### Task statement
Exact repetition of every entry is required.

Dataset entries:
____
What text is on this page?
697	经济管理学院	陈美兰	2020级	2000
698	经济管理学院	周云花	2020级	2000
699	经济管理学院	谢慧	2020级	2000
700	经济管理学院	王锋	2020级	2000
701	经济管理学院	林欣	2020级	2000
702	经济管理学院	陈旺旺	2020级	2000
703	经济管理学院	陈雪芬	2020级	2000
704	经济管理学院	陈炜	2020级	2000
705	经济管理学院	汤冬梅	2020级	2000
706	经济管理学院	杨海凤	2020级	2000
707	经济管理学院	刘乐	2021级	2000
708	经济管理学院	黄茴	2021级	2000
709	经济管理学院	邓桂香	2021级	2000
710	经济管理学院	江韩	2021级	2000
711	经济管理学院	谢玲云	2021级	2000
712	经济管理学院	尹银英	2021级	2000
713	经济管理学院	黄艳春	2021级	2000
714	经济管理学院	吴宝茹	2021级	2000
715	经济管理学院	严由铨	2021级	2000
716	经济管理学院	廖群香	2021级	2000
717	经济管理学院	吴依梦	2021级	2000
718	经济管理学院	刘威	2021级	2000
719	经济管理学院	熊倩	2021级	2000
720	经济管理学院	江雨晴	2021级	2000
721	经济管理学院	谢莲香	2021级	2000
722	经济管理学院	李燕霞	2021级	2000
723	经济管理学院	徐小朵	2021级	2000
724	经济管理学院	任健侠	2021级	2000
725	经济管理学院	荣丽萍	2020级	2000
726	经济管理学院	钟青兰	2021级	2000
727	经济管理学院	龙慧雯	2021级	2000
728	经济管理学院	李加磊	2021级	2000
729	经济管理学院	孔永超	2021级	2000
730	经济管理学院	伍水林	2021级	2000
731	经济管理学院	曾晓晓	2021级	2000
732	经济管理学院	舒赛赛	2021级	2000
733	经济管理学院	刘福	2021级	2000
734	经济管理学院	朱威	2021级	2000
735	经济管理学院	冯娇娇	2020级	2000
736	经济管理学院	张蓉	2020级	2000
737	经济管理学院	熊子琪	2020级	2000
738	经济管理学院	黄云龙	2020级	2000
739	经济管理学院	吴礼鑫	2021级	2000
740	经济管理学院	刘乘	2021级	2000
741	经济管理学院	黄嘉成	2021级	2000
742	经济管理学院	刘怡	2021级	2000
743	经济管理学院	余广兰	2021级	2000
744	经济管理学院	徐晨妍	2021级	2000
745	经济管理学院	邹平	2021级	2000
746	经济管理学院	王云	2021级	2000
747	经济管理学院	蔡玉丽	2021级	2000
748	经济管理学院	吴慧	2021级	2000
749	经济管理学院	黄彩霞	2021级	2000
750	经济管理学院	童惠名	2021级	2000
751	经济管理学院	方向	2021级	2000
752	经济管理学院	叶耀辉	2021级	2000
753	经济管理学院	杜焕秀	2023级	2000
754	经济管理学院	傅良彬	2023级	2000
____
### Response to this task
What text is on this page?
697	经济管理学院	陈美兰	2020级	2000
698	经济管理学院	周云花	2020级	2000
699	经济管理学院	谢慧	2020级	2000
700	经济管理学院	王锋	2020级	2000
701	经济管理学院	林欣	2020级	2000
702	经济管理学院	陈旺旺	2020级	2000
703	经济管理学院	陈雪芬	2020级	2000
704	经济管理学院	陈炜	2020级	2000
705	经济管理学院	汤冬梅	2020级	2000
706	经济管理学院	杨海凤	2020级	2000
707	经济管理学院	刘乐	2021级	2000
708	经济管理学院	黄茴	2021级	2000
709	经济管理学院	邓桂香	2021级	2000
710	经济管理学院	江韩	2021级	2000
711	经济管理学院	谢玲云	2021级	2000
712	经济管理学院	尹银英	2021级	2000
713	经济管理学院	黄艳春	2021级	2000
714	经济管理学院	吴宝茹	2021级	2000
715	经济管理学院	严由铨	2021级	2000
716	经济管理学院	廖群香	2021级	2000
717	经济管理学院	吴依梦	2021级	2000
718	经济管理学院	刘威	2021级	2000
719	经济管理学院	熊倩	2021级	2000
720	经济管理学院	江雨晴	2021级	2000
721	经济管理学院	谢莲香	2021级	2000
722	经济管理学院	李燕霞	2021级	2000
723	经济管理学院	徐小朵	2021级	2000
724	经济管理学院	任健侠	2021级	2000
725	经济管理学院	荣丽萍	2020级	2000
726	经济管理学院	钟青兰	2021级	2000
727	经济管理学院	龙慧雯	2021级	2000
728	经济管理学院	李加磊	2021级	2000
729	经济管理学院	孔永超	2021级	2000
730	经济管理学院	伍水林	2021级	2000
731	经济管理学院	曾晓晓	2021级	2000
732	经济管理学院	舒赛赛	2021级	2000
733	经济管理学院	刘福	2021级	2000
734	经济管理学院	朱威	2021级	2000
735	经济管理学院	冯娇娇	2020级	2000
736	经济管理学院	张蓉	2020级	2000
737	经济管理学院	熊子琪	2020级	2000
738	经济管理学院	黄云龙	2020级	2000
739	经济管理学院	吴礼鑫	2021级	2000
740	经济管理学院	刘乘	2021级	2000
741	经济管理学院	黄嘉成	2021级	2000
742	经济管理学院	刘怡	2021级	2000
743	经济管理学院	余广兰	2021级	2000
744	经济管理学院	徐晨妍	2021级	2000
745	经济管理学院	邹平	2021级	2000
746	经济管理学院	王云	2021级	2000
747	经济管理学院	蔡玉丽	2021级	2000
748	经济管理学院	吴慧	2021级	2000
749	经济管理学院	黄彩霞	2021级	2000
750	经济管理学院	童惠名	2021级	2000
751	经济管理学院	方向	2021级	2000
752	经济管理学院	叶耀辉	2021级	2000
753	经济管理学院	杜焕秀	2023级	2000
754	经济管理学院	傅良彬	2023级	2000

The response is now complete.